What is needed is an exact repeat of the lines from the line containing "Extract the structured" through the final line of the entries below, and nothing else.

* START LISTED ENTRIES *

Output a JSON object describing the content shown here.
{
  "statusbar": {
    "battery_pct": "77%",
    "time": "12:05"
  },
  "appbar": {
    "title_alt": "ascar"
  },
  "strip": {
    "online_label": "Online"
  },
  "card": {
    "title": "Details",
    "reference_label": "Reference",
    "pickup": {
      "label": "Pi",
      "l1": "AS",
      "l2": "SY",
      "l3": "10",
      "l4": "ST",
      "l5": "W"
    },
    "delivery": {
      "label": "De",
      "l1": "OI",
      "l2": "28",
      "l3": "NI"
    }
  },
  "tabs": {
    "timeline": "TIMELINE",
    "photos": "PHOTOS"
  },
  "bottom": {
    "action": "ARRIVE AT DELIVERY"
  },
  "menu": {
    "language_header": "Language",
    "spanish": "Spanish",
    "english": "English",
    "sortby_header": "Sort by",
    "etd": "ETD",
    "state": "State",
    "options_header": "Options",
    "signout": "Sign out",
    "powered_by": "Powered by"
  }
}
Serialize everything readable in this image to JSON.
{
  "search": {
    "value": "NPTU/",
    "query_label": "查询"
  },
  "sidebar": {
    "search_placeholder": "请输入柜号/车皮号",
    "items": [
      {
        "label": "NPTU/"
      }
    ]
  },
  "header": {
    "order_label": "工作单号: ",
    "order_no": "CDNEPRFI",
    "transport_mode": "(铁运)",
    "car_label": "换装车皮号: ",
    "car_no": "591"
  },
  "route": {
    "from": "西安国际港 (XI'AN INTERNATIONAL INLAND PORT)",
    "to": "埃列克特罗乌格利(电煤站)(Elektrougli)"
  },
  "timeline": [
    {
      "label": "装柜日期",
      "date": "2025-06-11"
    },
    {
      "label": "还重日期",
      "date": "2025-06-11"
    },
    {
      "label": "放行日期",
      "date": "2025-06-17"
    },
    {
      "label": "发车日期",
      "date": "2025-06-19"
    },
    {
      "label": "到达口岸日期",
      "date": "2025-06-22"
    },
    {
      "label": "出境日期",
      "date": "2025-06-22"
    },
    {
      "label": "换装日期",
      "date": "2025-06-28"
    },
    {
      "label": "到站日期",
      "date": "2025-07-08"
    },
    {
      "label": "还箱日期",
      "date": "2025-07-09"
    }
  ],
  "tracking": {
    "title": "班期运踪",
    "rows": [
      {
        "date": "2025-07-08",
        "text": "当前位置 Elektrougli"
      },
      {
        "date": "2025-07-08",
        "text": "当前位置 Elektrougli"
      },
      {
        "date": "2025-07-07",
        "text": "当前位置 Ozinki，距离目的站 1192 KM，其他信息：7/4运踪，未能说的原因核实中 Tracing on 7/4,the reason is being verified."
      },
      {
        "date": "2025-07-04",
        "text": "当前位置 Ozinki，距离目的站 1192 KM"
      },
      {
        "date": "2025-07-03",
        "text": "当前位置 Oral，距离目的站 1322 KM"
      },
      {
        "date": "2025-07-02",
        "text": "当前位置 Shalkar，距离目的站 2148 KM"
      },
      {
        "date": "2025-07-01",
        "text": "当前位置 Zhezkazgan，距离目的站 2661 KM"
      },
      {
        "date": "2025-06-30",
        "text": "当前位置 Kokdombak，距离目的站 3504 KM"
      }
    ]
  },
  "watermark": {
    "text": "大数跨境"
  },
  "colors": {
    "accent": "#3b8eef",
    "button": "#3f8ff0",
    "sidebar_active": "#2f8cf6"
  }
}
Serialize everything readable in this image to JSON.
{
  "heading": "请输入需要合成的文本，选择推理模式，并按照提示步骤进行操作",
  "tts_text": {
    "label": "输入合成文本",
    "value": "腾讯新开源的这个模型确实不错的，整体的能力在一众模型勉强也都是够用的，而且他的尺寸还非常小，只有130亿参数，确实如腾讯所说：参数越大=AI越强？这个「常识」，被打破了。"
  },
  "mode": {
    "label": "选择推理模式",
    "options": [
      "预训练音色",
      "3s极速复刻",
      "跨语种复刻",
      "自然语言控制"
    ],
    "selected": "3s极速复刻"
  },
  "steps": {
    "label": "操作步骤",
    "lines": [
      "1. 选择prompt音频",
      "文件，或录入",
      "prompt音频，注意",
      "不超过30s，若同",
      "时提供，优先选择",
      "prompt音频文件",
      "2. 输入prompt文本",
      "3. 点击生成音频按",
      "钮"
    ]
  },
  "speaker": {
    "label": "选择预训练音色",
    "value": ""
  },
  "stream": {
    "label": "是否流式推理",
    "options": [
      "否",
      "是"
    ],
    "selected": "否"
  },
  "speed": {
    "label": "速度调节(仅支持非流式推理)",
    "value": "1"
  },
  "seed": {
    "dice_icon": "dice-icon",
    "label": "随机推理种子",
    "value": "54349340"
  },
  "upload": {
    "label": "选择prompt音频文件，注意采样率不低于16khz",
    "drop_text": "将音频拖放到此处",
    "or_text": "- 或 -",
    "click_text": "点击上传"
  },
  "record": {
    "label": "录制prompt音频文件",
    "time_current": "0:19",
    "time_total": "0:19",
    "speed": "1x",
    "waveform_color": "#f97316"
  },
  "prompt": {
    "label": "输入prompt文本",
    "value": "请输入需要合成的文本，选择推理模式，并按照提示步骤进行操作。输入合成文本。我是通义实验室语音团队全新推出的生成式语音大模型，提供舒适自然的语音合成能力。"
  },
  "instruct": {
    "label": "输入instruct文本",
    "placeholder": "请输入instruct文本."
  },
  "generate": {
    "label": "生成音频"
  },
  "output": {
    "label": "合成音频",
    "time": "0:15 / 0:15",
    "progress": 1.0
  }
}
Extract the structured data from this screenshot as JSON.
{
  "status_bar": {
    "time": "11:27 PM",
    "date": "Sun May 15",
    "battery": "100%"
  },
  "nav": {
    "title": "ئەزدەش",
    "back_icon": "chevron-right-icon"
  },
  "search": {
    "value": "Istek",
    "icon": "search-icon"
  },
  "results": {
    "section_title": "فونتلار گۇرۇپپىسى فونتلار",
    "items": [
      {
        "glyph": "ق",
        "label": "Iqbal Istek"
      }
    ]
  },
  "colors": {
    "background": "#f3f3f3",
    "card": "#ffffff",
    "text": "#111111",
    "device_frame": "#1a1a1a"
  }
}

* END LISTED ENTRIES *

■ ANSWER FOR THIS EXERCISE:
Extract the structured data from this screenshot as JSON.
{
  "status_bar": {
    "time": "11:27 PM",
    "date": "Sun May 15",
    "battery": "100%"
  },
  "nav": {
    "title": "ئەزدەش",
    "back_icon": "chevron-right-icon"
  },
  "search": {
    "value": "Istek",
    "icon": "search-icon"
  },
  "results": {
    "section_title": "فونتلار گۇرۇپپىسى فونتلار",
    "items": [
      {
        "glyph": "ق",
        "label": "Iqbal Istek"
      }
    ]
  },
  "colors": {
    "background": "#f3f3f3",
    "card": "#ffffff",
    "text": "#111111",
    "device_frame": "#1a1a1a"
  }
}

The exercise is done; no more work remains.